- [Stated goal]:
Copy each line of the data below exactly, leaving out pictures.

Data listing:
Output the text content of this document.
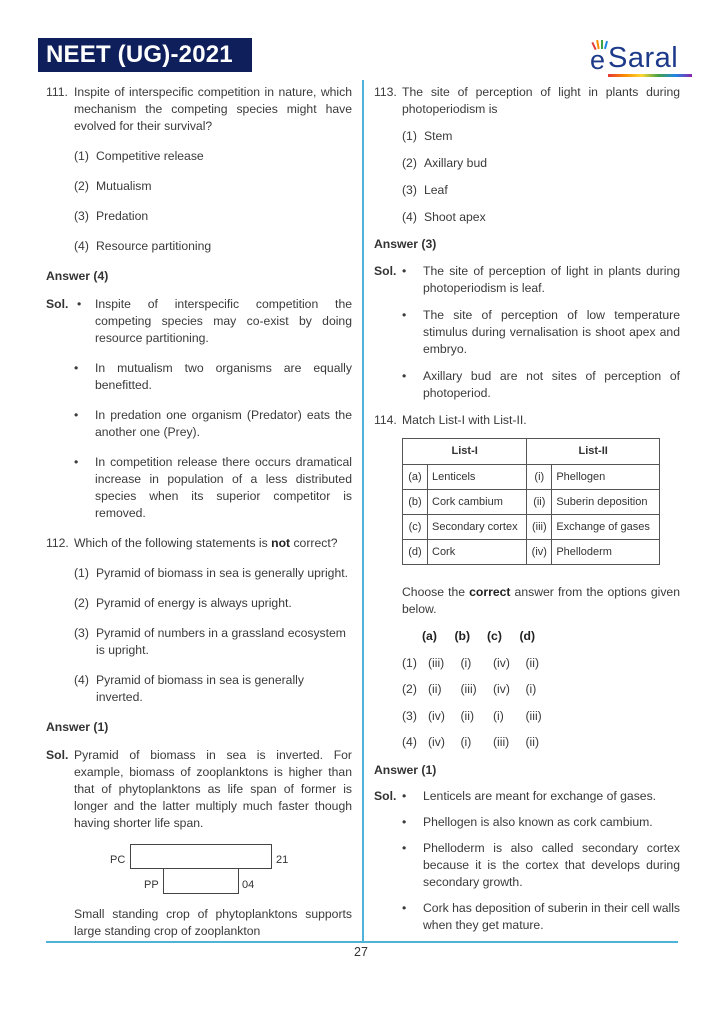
NEET (UG)-2021	e Saral
111. Inspite of interspecific competition in nature, which mechanism the competing species might have evolved for their survival?
(1) Competitive release
(2) Mutualism
(3) Predation
(4) Resource partitioning
Answer (4)
Sol. •	Inspite of interspecific competition the competing species may co-exist by doing resource partitioning.
•	In mutualism two organisms are equally benefitted.
•	In predation one organism (Predator) eats the another one (Prey).
•	In competition release there occurs dramatical increase in population of a less distributed species when its superior competitor is removed.
112. Which of the following statements is not correct?
(1) Pyramid of biomass in sea is generally upright.
(2) Pyramid of energy is always upright.
(3) Pyramid of numbers in a grassland ecosystem is upright.
(4) Pyramid of biomass in sea is generally inverted.
Answer (1)
Sol. Pyramid of biomass in sea is inverted. For example, biomass of zooplanktons is higher than that of phytoplanktons as life span of former is longer and the latter multiply much faster though having shorter life span.
PC	21
PP	04
Small standing crop of phytoplanktons supports large standing crop of zooplankton
113. The site of perception of light in plants during photoperiodism is
(1) Stem
(2) Axillary bud
(3) Leaf
(4) Shoot apex
Answer (3)
Sol. •	The site of perception of light in plants during photoperiodism is leaf.
•	The site of perception of low temperature stimulus during vernalisation is shoot apex and embryo.
•	Axillary bud are not sites of perception of photoperiod.
114. Match List-I with List-II.
List-I		List-II	
(a)	Lenticels	(i)	Phellogen
(b)	Cork cambium	(ii)	Suberin deposition
(c)	Secondary cortex	(iii)	Exchange of gases
(d)	Cork	(iv)	Phelloderm
Choose the correct answer from the options given below.
(a)	(b)	(c)	(d)
(1) (iii)	(i)	(iv)	(ii)
(2) (ii)	(iii)	(iv)	(i)
(3) (iv)	(ii)	(i)	(iii)
(4) (iv)	(i)	(iii)	(ii)
Answer (1)
Sol. •	Lenticels are meant for exchange of gases.
•	Phellogen is also known as cork cambium.
•	Phelloderm is also called secondary cortex because it is the cortex that develops during secondary growth.
•	Cork has deposition of suberin in their cell walls when they get mature.
27
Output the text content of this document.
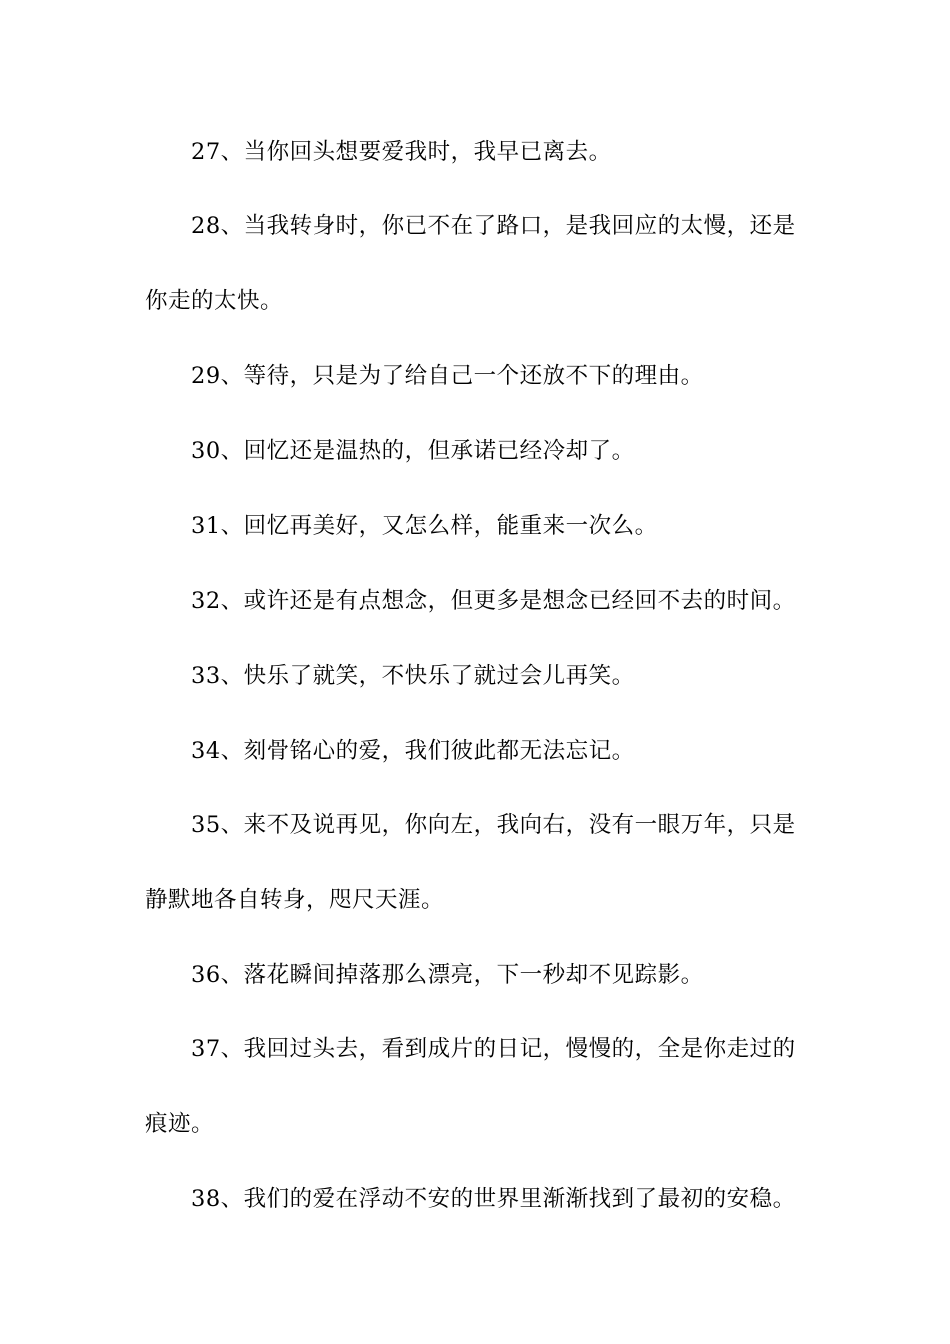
27、当你回头想要爱我时，我早已离去。

28、当我转身时，你已不在了路口，是我回应的太慢，还是你走的太快。

29、等待，只是为了给自己一个还放不下的理由。

30、回忆还是温热的，但承诺已经冷却了。

31、回忆再美好，又怎么样，能重来一次么。

32、或许还是有点想念，但更多是想念已经回不去的时间。

33、快乐了就笑，不快乐了就过会儿再笑。

34、刻骨铭心的爱，我们彼此都无法忘记。

35、来不及说再见，你向左，我向右，没有一眼万年，只是静默地各自转身，咫尺天涯。

36、落花瞬间掉落那么漂亮，下一秒却不见踪影。

37、我回过头去，看到成片的日记，慢慢的，全是你走过的痕迹。

38、我们的爱在浮动不安的世界里渐渐找到了最初的安稳。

- [Output below]:
Output the text content of this document.
NEET (UG)-2021	e Saral
111. Inspite of interspecific competition in nature, which mechanism the competing species might have evolved for their survival?
(1) Competitive release
(2) Mutualism
(3) Predation
(4) Resource partitioning
Answer (4)
Sol. •	Inspite of interspecific competition the competing species may co-exist by doing resource partitioning.
•	In mutualism two organisms are equally benefitted.
•	In predation one organism (Predator) eats the another one (Prey).
•	In competition release there occurs dramatical increase in population of a less distributed species when its superior competitor is removed.
112. Which of the following statements is not correct?
(1) Pyramid of biomass in sea is generally upright.
(2) Pyramid of energy is always upright.
(3) Pyramid of numbers in a grassland ecosystem is upright.
(4) Pyramid of biomass in sea is generally inverted.
Answer (1)
Sol. Pyramid of biomass in sea is inverted. For example, biomass of zooplanktons is higher than that of phytoplanktons as life span of former is longer and the latter multiply much faster though having shorter life span.
PC	21
PP	04
Small standing crop of phytoplanktons supports large standing crop of zooplankton
113. The site of perception of light in plants during photoperiodism is
(1) Stem
(2) Axillary bud
(3) Leaf
(4) Shoot apex
Answer (3)
Sol. •	The site of perception of light in plants during photoperiodism is leaf.
•	The site of perception of low temperature stimulus during vernalisation is shoot apex and embryo.
•	Axillary bud are not sites of perception of photoperiod.
114. Match List-I with List-II.
List-I		List-II	
(a)	Lenticels	(i)	Phellogen
(b)	Cork cambium	(ii)	Suberin deposition
(c)	Secondary cortex	(iii)	Exchange of gases
(d)	Cork	(iv)	Phelloderm
Choose the correct answer from the options given below.
(a)	(b)	(c)	(d)
(1) (iii)	(i)	(iv)	(ii)
(2) (ii)	(iii)	(iv)	(i)
(3) (iv)	(ii)	(i)	(iii)
(4) (iv)	(i)	(iii)	(ii)
Answer (1)
Sol. •	Lenticels are meant for exchange of gases.
•	Phellogen is also known as cork cambium.
•	Phelloderm is also called secondary cortex because it is the cortex that develops during secondary growth.
•	Cork has deposition of suberin in their cell walls when they get mature.
27
Output the text content of this document.
27、当你回头想要爱我时，我早已离去。

28、当我转身时，你已不在了路口，是我回应的太慢，还是你走的太快。

29、等待，只是为了给自己一个还放不下的理由。

30、回忆还是温热的，但承诺已经冷却了。

31、回忆再美好，又怎么样，能重来一次么。

32、或许还是有点想念，但更多是想念已经回不去的时间。

33、快乐了就笑，不快乐了就过会儿再笑。

34、刻骨铭心的爱，我们彼此都无法忘记。

35、来不及说再见，你向左，我向右，没有一眼万年，只是静默地各自转身，咫尺天涯。

36、落花瞬间掉落那么漂亮，下一秒却不见踪影。

37、我回过头去，看到成片的日记，慢慢的，全是你走过的痕迹。

38、我们的爱在浮动不安的世界里渐渐找到了最初的安稳。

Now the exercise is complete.